__EXERCISE DIRECTIONS__. Copy out every line of the data that has the word "Turn" somewhere in it.

(Image records of document pages)
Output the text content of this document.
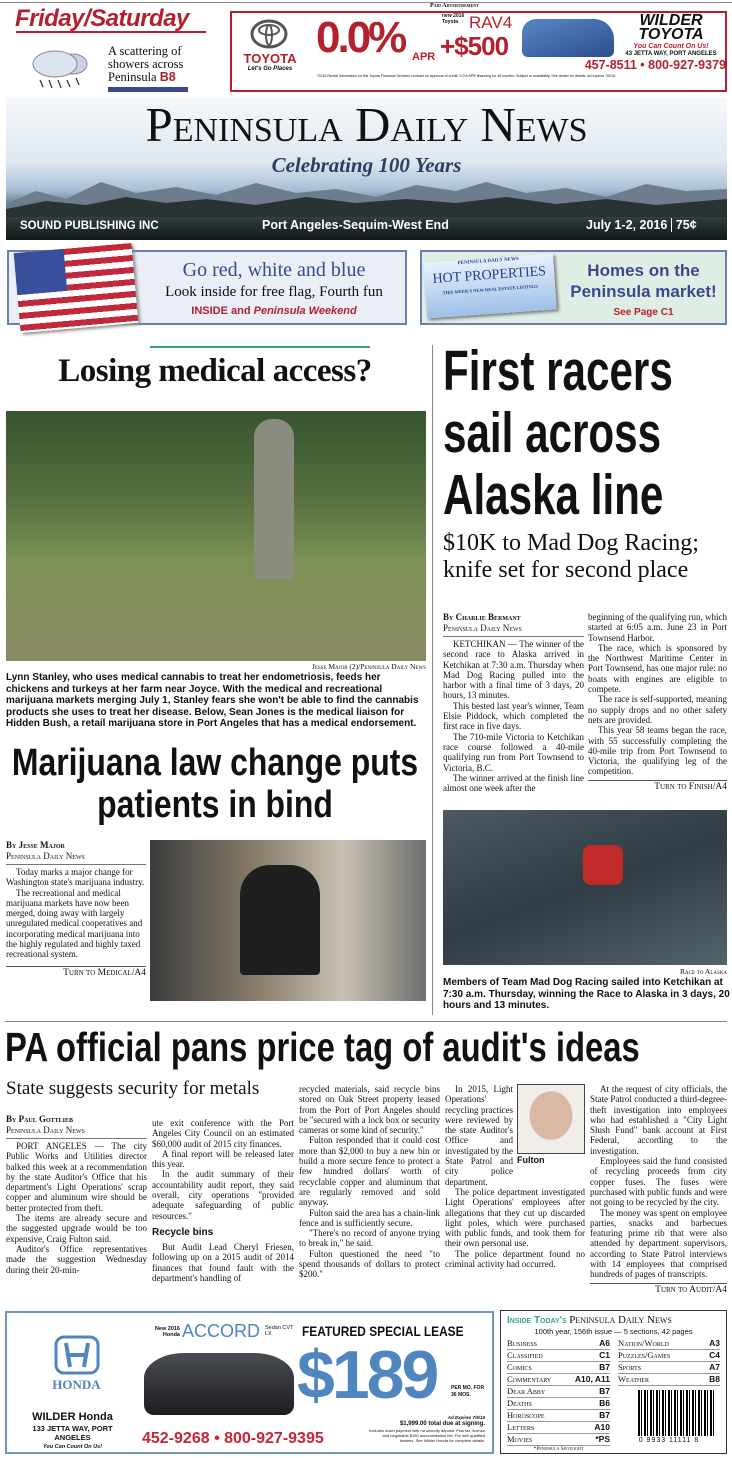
Friday/Saturday
A scattering of showers across Peninsula B8
Paid Advertisement
TOYOTA
Let's Go Places
0.0% APR +$500
new 2016 Toyota RAV4	WILDER TOYOTA
You Can Count On Us!
43 JETTA WAY, PORT ANGELES
457-8511 • 800-927-9379
*2016 Rental Information on this Toyota Financial Services contract on approval of credit. 0.0% APR financing for 36 months. Subject to availability. See dealer for details. Ad expires 7/5/16.
Peninsula Daily News
Celebrating 100 Years
SOUND PUBLISHING INC	Port Angeles-Sequim-West End	July 1-2, 2016 75¢
Go red, white and blue
Look inside for free flag, Fourth fun
INSIDE and Peninsula Weekend
PENINSULA DAILY NEWS
HOT PROPERTIES
THIS WEEK'S NEW REAL ESTATE LISTINGS
Homes on the Peninsula market!
See Page C1
Losing medical access?
Jesse Major (2)/Peninsula Daily News
Lynn Stanley, who uses medical cannabis to treat her endometriosis, feeds her chickens and turkeys at her farm near Joyce. With the medical and recreational marijuana markets merging July 1, Stanley fears she won't be able to find the cannabis products she uses to treat her disease. Below, Sean Jones is the medical liaison for Hidden Bush, a retail marijuana store in Port Angeles that has a medical endorsement.
Marijuana law change puts patients in bind
By Jesse Major
Peninsula Daily News

Today marks a major change for Washington state's marijuana industry.

The recreational and medical marijuana markets have now been merged, doing away with largely unregulated medical cooperatives and incorporating medical marijuana into the highly regulated and highly taxed recreational system.

Turn to Medical/A4
First racers sail across Alaska line
$10K to Mad Dog Racing; knife set for second place
By Charlie Bermant
Peninsula Daily News

KETCHIKAN — The winner of the second race to Alaska arrived in Ketchikan at 7:30 a.m. Thursday when Mad Dog Racing pulled into the harbor with a final time of 3 days, 20 hours, 13 minutes.

This bested last year's winner, Team Elsie Piddock, which completed the first race in five days.

The 710-mile Victoria to Ketchikan race course followed a 40-mile qualifying run from Port Townsend to Victoria, B.C.

The winner arrived at the finish line almost one week after the

beginning of the qualifying run, which started at 6:05 a.m. June 23 in Port Townsend Harbor.

The race, which is sponsored by the Northwest Maritime Center in Port Townsend, has one major rule: no boats with engines are eligible to compete.

The race is self-supported, meaning no supply drops and no other safety nets are provided.

This year 58 teams began the race, with 55 successfully completing the 40-mile trip from Port Townsend to Victoria, the qualifying leg of the competition.

Turn to Finish/A4
Race to Alaska
Members of Team Mad Dog Racing sailed into Ketchikan at 7:30 a.m. Thursday, winning the Race to Alaska in 3 days, 20 hours and 13 minutes.
PA official pans price tag of audit's ideas
State suggests security for metals
By Paul Gottlieb
Peninsula Daily News

PORT ANGELES — The city Public Works and Utilities director balked this week at a recommendation by the state Auditor's Office that his department's Light Operations' scrap copper and aluminum wire should be better protected from theft.

The items are already secure and the suggested upgrade would be too expensive, Craig Fulton said.

Auditor's Office representatives made the suggestion Wednesday during their 20-min-

ute exit conference with the Port Angeles City Council on an estimated $60,000 audit of 2015 city finances.

A final report will be released later this year.

In the audit summary of their accountability audit report, they said overall, city operations "provided adequate safeguarding of public resources."

Recycle bins

But Audit Lead Cheryl Friesen, following up on a 2015 audit of 2014 finances that found fault with the department's handling of

recycled materials, said recycle bins stored on Oak Street property leased from the Port of Port Angeles should be "secured with a lock box or security cameras or some kind of security."

Fulton responded that it could cost more than $2,000 to buy a new bin or build a more secure fence to protect a few hundred dollars' worth of recyclable copper and aluminum that are regularly removed and sold anyway.

Fulton said the area has a chain-link fence and is sufficiently secure.

"There's no record of anyone trying to break in," he said.

Fulton questioned the need "to spend thousands of dollars to protect $200."

Fulton

In 2015, Light Operations' recycling practices were reviewed by the state Auditor's Office and investigated by the State Patrol and city police department.

The police department investigated Light Operations' employees after allegations that they cut up discarded light poles, which were purchased with public funds, and took them for their own personal use.

The police department found no criminal activity had occurred.

At the request of city officials, the State Patrol conducted a third-degree-theft investigation into employees who had established a "City Light Slush Fund" bank account at First Federal, according to the investigation.

Employees said the fund consisted of recycling proceeds from city copper fuses. The fuses were purchased with public funds and were not going to be recycled by the city.

The money was spent on employee parties, snacks and barbecues featuring prime rib that were also attended by department supervisors, according to State Patrol interviews with 14 employees that comprised hundreds of pages of transcripts.

Turn to Audit/A4
HONDA
WILDER Honda
133 JETTA WAY, PORT ANGELES
You Can Count On Us!
New 2016 Honda ACCORD Sedan CVT LX	FEATURED SPECIAL LEASE
$189	PER MO. FOR 36 MOS.
452-9268 • 800-927-9395
Ad Expires 7/5/16
$1,999.00 total due at signing.
Includes down payment with no security deposit. Plus tax, license and negotiable $150 documentation fee. For well qualified lessees. See Wilder Honda for complete details.
Inside Today's Peninsula Daily News
100th year, 156th issue — 5 sections, 42 pages
Business	A6
Classified	C1
Comics	B7
Commentary	A10, A11
Dear Abby	B7
Deaths	B6
Horoscope	B7
Letters	A10
Movies	*PS
*Peninsula Spotlight
Nation/World	A3
Puzzles/Games	C4
Sports	A7
Weather	B8
0 9933 11111 8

__RESULT FOR THIS EXERCISE__.
Turn to Medical/A4
Turn to Finish/A4
Turn to Audit/A4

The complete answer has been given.